Given exercise 1 :: According to the project specification, within what time limit must each question's result be output on the Nw-syd-vxdb server?
Given exercise 2 :: Print the portion of the project specification starting with "How to do this" and going on through "SQL schema, summary)", word for word.

This project aims to give you practice in

  • Reading and understanding a moderately large relational schema (MyMyUNSW).
  • Implementing SQL queries and views to satisfy requests for information.
  • Implementing PL/pgSQL functions to aid in satisfying requests for information
  • The goal is to build some useful data access operations on the MyMyUNSW database. The data may contain some data inconsistencies; however, they won’t affect your answers to the project.

How to do this project:

  • Read this specification carefully and completely
  • Familiarize yourself with the database schema (description, SQL schema, summary)
  • Make a private directory for this project, and put a copy of the proj1.sql template there
  • You must use the create statements in proj1.sql when defining your solutions
  • Look at the expected outputs in the expected_qX tables loaded as part of the check.sql file
  • Solve each of the problems below, and put your completed solutions into proj1.sql
  • Check that your solution is correct by verifying against the example outputs and by using the check_qX() functions
  • Test that your proj1.sql file will load without error into a database containing just the original MyMyUNSW data
  • Double-check that your proj1.sql file loads in a single pass into a database containing just the original MyMyUNSW data
  • Submit the project via moodle
  • For each question, you must output result within 120 seconds on Nw-syd-vxdb server.
  • Hardcode is strictly forbidden.


All Universities require a significant information infrastructure in order to manage their affairs. This typically involves a large commercial DBMS installation. UNSW’s student information system sits behind the MyUNSW web site. MyUNSW provides an interface to a PeopleSoft enterprise management system with an underlying Oracle database. This back-end system (Peoplesoft/Oracle) is often called NSS.

Extracted entries ::
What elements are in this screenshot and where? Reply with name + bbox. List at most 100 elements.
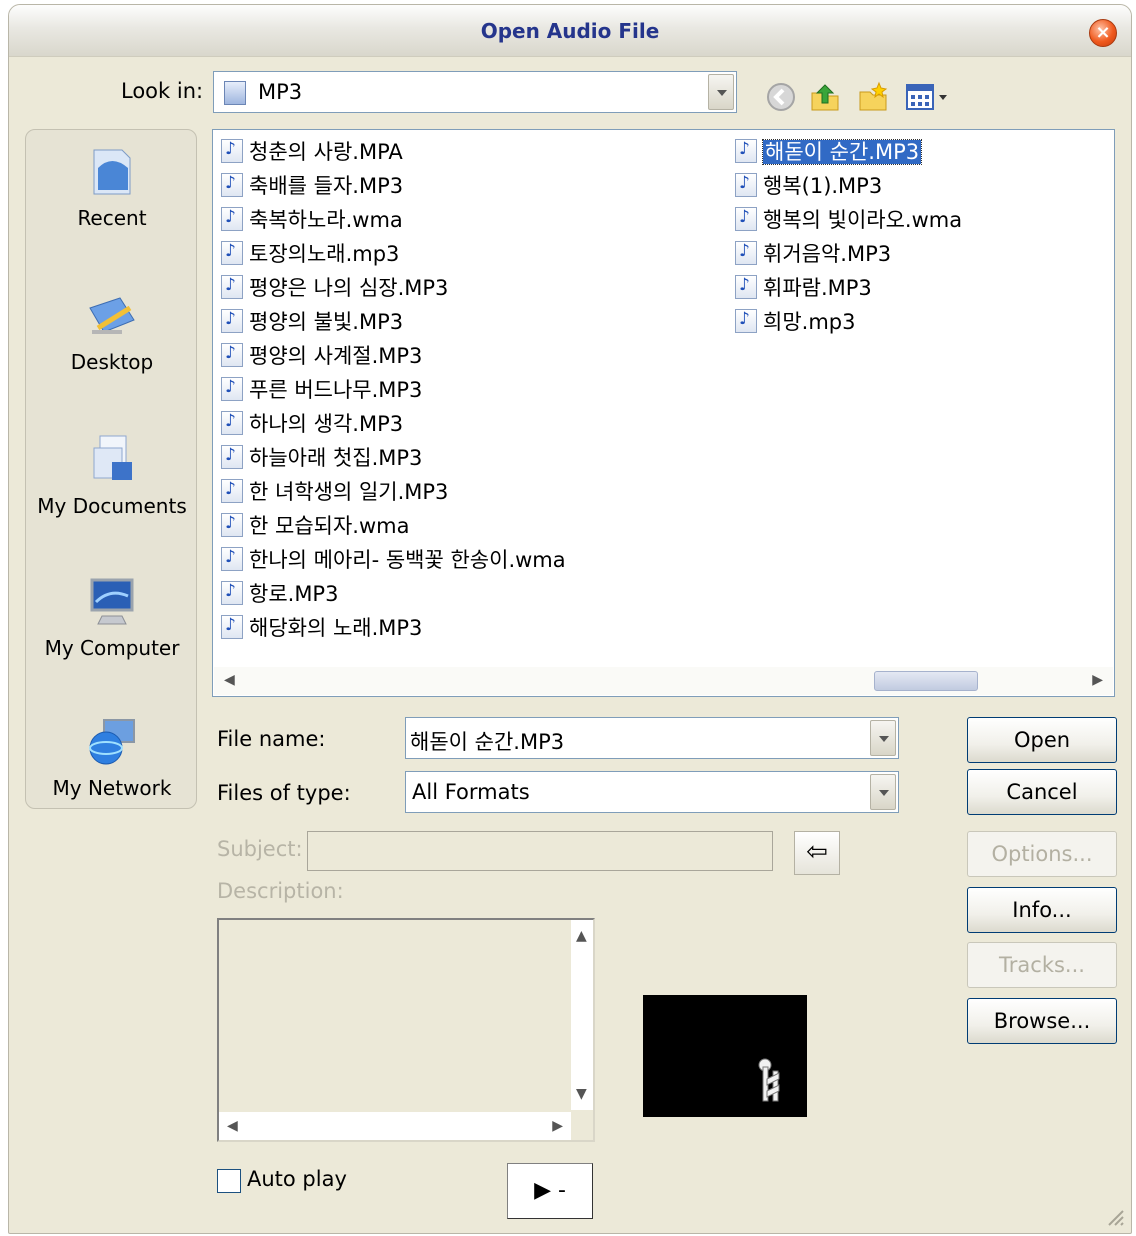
- file-item-selected[interactable]: 해돋이 순간.MP3: [735, 136, 923, 166]
- title-bar[interactable]: Open Audio File ×: [9, 5, 1131, 57]
- file-name: 행복(1).MP3: [763, 174, 883, 198]
- file-item[interactable]: 평양의 불빛.MP3: [221, 306, 403, 336]
- recent-icon: [93, 149, 131, 195]
- file-name-value: 해돋이 순간.MP3: [410, 730, 565, 754]
- audio-file-icon: [735, 139, 757, 163]
- scrollbar-thumb[interactable]: [874, 671, 978, 691]
- open-button[interactable]: Open: [967, 717, 1117, 763]
- cancel-button[interactable]: Cancel: [967, 769, 1117, 815]
- album-art-preview: [643, 995, 807, 1117]
- file-item[interactable]: 하늘아래 첫집.MP3: [221, 442, 422, 472]
- place-my-network[interactable]: My Network: [26, 714, 198, 800]
- place-my-computer[interactable]: My Computer: [26, 574, 198, 660]
- file-item[interactable]: 축배를 들자.MP3: [221, 170, 403, 200]
- file-item[interactable]: 평양의 사계절.MP3: [221, 340, 422, 370]
- scroll-left-icon[interactable]: ◀: [224, 672, 235, 688]
- options-button[interactable]: Options...: [967, 831, 1117, 877]
- info-button[interactable]: Info...: [967, 887, 1117, 933]
- look-in-value: MP3: [258, 80, 303, 104]
- view-menu-icon[interactable]: [905, 81, 951, 113]
- file-item[interactable]: 하나의 생각.MP3: [221, 408, 403, 438]
- file-item[interactable]: 청춘의 사랑.MPA: [221, 136, 403, 166]
- copy-subject-button[interactable]: ⇦: [794, 831, 840, 875]
- place-label: My Computer: [44, 636, 180, 660]
- file-name: 토장의노래.mp3: [249, 242, 400, 266]
- music-notes-icon: [758, 1058, 780, 1102]
- audio-file-icon: [221, 343, 243, 367]
- file-item[interactable]: 해당화의 노래.MP3: [221, 612, 422, 642]
- resize-grip-icon[interactable]: [1103, 1205, 1125, 1227]
- place-my-documents[interactable]: My Documents: [26, 432, 198, 518]
- file-item[interactable]: 행복(1).MP3: [735, 170, 882, 200]
- description-horizontal-scrollbar[interactable]: ◀ ▶: [219, 1112, 571, 1140]
- scroll-left-icon[interactable]: ◀: [227, 1118, 238, 1134]
- file-list[interactable]: 청춘의 사랑.MPA 축배를 들자.MP3 축복하노라.wma 토장의노래.mp…: [212, 129, 1115, 697]
- audio-file-icon: [221, 615, 243, 639]
- file-item[interactable]: 휘거음악.MP3: [735, 238, 891, 268]
- file-item[interactable]: 휘파람.MP3: [735, 272, 872, 302]
- file-item[interactable]: 행복의 빛이라오.wma: [735, 204, 962, 234]
- file-item[interactable]: 한 모습되자.wma: [221, 510, 409, 540]
- file-name: 한 모습되자.wma: [249, 514, 410, 538]
- up-folder-icon[interactable]: [809, 81, 841, 113]
- audio-file-icon: [221, 479, 243, 503]
- look-in-combo[interactable]: MP3: [213, 71, 737, 113]
- file-item[interactable]: 평양은 나의 심장.MP3: [221, 272, 448, 302]
- close-icon: ×: [1095, 22, 1111, 43]
- file-item[interactable]: 토장의노래.mp3: [221, 238, 399, 268]
- place-label: Desktop: [70, 350, 154, 374]
- file-name: 해당화의 노래.MP3: [249, 616, 423, 640]
- open-audio-file-dialog: Open Audio File × Look in: MP3 Recent De…: [8, 4, 1132, 1234]
- audio-file-icon: [735, 173, 757, 197]
- file-name-combo[interactable]: 해돋이 순간.MP3: [405, 717, 899, 759]
- audio-file-icon: [735, 275, 757, 299]
- scroll-up-icon[interactable]: ▲: [576, 928, 587, 944]
- place-label: My Network: [52, 776, 172, 800]
- chevron-down-icon[interactable]: [870, 720, 896, 756]
- new-folder-icon[interactable]: [857, 81, 889, 113]
- scroll-down-icon[interactable]: ▼: [576, 1086, 587, 1102]
- audio-file-icon: [221, 173, 243, 197]
- auto-play-label: Auto play: [247, 1167, 347, 1191]
- look-in-label: Look in:: [121, 79, 204, 103]
- chevron-down-icon[interactable]: [870, 774, 896, 810]
- files-of-type-label: Files of type:: [217, 781, 351, 805]
- file-name: 항로.MP3: [249, 582, 339, 606]
- file-item[interactable]: 한 녀학생의 일기.MP3: [221, 476, 448, 506]
- description-box[interactable]: ▲ ▼ ◀ ▶: [217, 918, 595, 1142]
- place-desktop[interactable]: Desktop: [26, 288, 198, 374]
- place-recent[interactable]: Recent: [26, 144, 198, 230]
- file-list-horizontal-scrollbar[interactable]: ◀ ▶: [214, 667, 1113, 695]
- place-label: My Documents: [37, 494, 187, 518]
- audio-file-icon: [735, 207, 757, 231]
- audio-file-icon: [735, 241, 757, 265]
- file-name: 휘파람.MP3: [763, 276, 872, 300]
- file-item[interactable]: 한나의 메아리- 동백꽃 한송이.wma: [221, 544, 566, 574]
- close-button[interactable]: ×: [1089, 19, 1117, 47]
- audio-file-icon: [221, 547, 243, 571]
- scroll-right-icon[interactable]: ▶: [1092, 672, 1103, 688]
- file-item[interactable]: 축복하노라.wma: [221, 204, 403, 234]
- file-name: 휘거음악.MP3: [763, 242, 892, 266]
- subject-field[interactable]: [307, 831, 773, 871]
- play-button[interactable]: ▶ -: [507, 1163, 593, 1219]
- file-item[interactable]: 푸른 버드나무.MP3: [221, 374, 422, 404]
- chevron-down-icon[interactable]: [708, 74, 734, 110]
- files-of-type-combo[interactable]: All Formats: [405, 771, 899, 813]
- file-name: 한 녀학생의 일기.MP3: [249, 480, 449, 504]
- description-vertical-scrollbar[interactable]: ▲ ▼: [571, 920, 593, 1110]
- tracks-button[interactable]: Tracks...: [967, 942, 1117, 988]
- auto-play-checkbox[interactable]: [217, 1169, 241, 1193]
- file-item[interactable]: 항로.MP3: [221, 578, 338, 608]
- file-name: 해돋이 순간.MP3: [761, 139, 923, 165]
- arrow-left-icon: ⇦: [806, 837, 828, 867]
- audio-file-icon: [221, 275, 243, 299]
- browse-button[interactable]: Browse...: [967, 998, 1117, 1044]
- file-name: 청춘의 사랑.MPA: [249, 140, 403, 164]
- description-label: Description:: [217, 879, 344, 903]
- file-item[interactable]: 희망.mp3: [735, 306, 855, 336]
- audio-file-icon: [221, 445, 243, 469]
- scroll-right-icon[interactable]: ▶: [552, 1118, 563, 1134]
- back-icon[interactable]: [765, 81, 797, 113]
- file-name: 평양은 나의 심장.MP3: [249, 276, 449, 300]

Worked solution 1 :: Within 120 seconds.

Worked solution 2 ::
How to do this project:

  • Read this specification carefully and completely
  • Familiarize yourself with the database schema (description, SQL schema, summary)